Input rows:
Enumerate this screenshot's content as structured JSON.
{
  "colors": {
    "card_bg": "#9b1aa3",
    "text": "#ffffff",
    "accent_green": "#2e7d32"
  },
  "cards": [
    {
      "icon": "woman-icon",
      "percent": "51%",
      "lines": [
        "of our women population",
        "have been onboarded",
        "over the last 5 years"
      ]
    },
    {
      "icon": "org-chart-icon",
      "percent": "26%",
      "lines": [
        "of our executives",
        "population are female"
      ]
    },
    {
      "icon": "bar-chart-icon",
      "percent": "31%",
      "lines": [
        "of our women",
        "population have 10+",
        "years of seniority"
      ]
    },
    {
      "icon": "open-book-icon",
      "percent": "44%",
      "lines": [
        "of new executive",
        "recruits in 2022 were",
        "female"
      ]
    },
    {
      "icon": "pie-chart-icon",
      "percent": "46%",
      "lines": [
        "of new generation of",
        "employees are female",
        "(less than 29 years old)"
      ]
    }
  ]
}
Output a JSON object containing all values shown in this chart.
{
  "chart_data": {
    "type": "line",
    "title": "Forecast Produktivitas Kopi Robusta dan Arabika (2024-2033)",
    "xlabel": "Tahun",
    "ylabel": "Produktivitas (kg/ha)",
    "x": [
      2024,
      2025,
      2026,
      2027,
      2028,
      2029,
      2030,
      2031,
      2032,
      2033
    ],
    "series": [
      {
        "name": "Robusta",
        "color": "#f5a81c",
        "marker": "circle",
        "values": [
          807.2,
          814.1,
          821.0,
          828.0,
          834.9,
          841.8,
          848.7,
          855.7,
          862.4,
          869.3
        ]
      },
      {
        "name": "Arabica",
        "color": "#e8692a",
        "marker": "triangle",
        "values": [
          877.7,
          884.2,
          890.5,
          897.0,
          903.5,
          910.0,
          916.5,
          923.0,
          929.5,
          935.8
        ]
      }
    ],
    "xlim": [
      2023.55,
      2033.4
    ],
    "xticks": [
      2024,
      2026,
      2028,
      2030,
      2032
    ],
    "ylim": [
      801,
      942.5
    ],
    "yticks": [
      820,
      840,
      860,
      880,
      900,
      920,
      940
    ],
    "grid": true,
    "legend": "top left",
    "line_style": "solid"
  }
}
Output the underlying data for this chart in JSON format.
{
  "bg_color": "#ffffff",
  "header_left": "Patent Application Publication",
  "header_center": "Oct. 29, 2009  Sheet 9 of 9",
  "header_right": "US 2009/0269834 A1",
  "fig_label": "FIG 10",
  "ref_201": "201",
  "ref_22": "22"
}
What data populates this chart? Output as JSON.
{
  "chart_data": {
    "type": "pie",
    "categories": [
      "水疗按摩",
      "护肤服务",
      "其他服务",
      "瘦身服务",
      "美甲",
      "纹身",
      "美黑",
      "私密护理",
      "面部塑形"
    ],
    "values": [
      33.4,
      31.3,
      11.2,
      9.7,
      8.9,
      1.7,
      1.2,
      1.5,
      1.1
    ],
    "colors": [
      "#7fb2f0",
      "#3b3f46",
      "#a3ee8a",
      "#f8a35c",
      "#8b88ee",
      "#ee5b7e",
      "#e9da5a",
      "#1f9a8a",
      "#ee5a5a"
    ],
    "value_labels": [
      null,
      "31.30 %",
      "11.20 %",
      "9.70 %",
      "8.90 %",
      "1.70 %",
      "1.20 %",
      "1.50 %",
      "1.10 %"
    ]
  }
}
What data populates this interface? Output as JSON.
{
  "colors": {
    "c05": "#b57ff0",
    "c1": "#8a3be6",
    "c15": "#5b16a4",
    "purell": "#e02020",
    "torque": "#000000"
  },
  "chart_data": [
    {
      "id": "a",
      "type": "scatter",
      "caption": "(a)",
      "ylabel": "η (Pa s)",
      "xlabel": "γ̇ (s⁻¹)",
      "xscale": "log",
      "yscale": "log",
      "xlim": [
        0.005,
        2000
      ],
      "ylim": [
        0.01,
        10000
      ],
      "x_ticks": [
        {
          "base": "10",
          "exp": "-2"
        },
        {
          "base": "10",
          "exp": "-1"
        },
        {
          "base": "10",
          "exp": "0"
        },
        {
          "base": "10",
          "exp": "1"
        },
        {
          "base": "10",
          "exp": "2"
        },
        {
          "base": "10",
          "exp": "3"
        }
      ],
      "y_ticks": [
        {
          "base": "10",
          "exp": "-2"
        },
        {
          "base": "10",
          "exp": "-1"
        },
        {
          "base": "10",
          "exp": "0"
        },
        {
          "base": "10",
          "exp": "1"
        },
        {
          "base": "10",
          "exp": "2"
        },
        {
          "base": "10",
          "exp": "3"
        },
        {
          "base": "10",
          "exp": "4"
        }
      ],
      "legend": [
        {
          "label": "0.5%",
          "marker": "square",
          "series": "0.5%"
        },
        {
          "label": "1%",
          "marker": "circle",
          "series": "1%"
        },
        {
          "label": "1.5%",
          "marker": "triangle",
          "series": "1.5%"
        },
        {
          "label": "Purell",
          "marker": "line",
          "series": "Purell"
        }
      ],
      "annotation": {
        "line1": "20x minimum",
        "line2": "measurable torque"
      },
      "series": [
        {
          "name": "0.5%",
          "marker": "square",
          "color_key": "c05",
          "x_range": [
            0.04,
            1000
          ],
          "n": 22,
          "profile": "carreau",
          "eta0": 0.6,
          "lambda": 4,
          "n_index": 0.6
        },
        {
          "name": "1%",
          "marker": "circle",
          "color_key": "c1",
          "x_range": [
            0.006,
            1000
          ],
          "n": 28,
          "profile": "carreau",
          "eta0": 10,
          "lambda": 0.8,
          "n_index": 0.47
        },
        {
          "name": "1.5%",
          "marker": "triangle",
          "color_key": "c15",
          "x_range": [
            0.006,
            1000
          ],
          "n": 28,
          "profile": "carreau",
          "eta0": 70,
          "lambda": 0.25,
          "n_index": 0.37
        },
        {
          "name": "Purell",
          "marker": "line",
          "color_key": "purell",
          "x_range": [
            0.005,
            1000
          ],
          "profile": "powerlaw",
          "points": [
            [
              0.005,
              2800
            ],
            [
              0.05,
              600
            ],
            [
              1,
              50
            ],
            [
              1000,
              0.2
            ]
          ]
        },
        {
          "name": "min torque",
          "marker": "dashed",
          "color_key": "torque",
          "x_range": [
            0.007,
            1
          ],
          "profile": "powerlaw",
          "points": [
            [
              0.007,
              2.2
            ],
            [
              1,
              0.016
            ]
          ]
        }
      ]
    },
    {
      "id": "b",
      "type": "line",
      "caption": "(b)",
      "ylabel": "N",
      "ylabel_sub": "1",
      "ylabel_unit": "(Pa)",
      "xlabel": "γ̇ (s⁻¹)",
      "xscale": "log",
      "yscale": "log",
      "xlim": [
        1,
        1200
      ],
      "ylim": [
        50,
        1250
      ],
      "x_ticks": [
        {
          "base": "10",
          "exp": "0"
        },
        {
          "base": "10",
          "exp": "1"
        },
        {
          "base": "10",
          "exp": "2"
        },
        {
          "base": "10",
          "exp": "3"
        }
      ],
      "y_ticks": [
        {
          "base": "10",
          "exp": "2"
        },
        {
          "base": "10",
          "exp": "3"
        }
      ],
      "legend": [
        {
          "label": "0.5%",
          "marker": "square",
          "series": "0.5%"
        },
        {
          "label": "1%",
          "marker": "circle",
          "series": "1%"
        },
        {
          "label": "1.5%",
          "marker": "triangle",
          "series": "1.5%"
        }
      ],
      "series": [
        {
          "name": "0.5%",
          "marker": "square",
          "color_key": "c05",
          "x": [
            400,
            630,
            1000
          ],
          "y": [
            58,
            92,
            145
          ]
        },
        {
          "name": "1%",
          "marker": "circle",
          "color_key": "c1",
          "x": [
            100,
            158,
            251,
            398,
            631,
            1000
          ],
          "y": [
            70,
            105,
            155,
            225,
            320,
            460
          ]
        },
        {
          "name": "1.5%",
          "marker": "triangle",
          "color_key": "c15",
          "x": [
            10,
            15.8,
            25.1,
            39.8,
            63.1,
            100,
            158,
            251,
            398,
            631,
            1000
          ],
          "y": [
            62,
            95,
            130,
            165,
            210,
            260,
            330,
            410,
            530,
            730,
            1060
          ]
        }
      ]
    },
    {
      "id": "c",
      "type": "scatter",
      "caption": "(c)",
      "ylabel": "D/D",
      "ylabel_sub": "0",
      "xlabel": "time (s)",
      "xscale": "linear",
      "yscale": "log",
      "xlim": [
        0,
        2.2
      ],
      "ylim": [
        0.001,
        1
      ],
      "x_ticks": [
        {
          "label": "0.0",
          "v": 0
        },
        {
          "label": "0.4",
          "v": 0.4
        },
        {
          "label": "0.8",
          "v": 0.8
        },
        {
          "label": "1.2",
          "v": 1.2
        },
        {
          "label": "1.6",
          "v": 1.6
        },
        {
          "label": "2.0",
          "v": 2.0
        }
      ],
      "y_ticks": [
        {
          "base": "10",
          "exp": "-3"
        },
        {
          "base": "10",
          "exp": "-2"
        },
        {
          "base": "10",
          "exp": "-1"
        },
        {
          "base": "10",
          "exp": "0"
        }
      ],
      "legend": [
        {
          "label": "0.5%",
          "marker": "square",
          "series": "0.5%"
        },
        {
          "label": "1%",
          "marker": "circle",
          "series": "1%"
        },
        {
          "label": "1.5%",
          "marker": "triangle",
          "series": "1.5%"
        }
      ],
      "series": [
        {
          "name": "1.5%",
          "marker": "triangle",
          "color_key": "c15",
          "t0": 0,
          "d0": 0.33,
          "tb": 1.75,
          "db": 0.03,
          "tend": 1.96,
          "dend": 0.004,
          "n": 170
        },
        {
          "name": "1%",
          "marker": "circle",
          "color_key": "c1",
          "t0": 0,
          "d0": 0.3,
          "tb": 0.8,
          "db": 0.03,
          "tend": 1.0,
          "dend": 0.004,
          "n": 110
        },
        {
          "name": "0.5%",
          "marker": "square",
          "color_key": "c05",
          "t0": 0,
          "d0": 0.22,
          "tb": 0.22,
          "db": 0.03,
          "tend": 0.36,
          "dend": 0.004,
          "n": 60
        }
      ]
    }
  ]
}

Task requirements: Copy out each line of the data containing the string "Produktivitas".

Answer to this problem:
    "title": "Forecast Produktivitas Kopi Robusta dan Arabika (2024-2033)",
    "ylabel": "Produktivitas (kg/ha)",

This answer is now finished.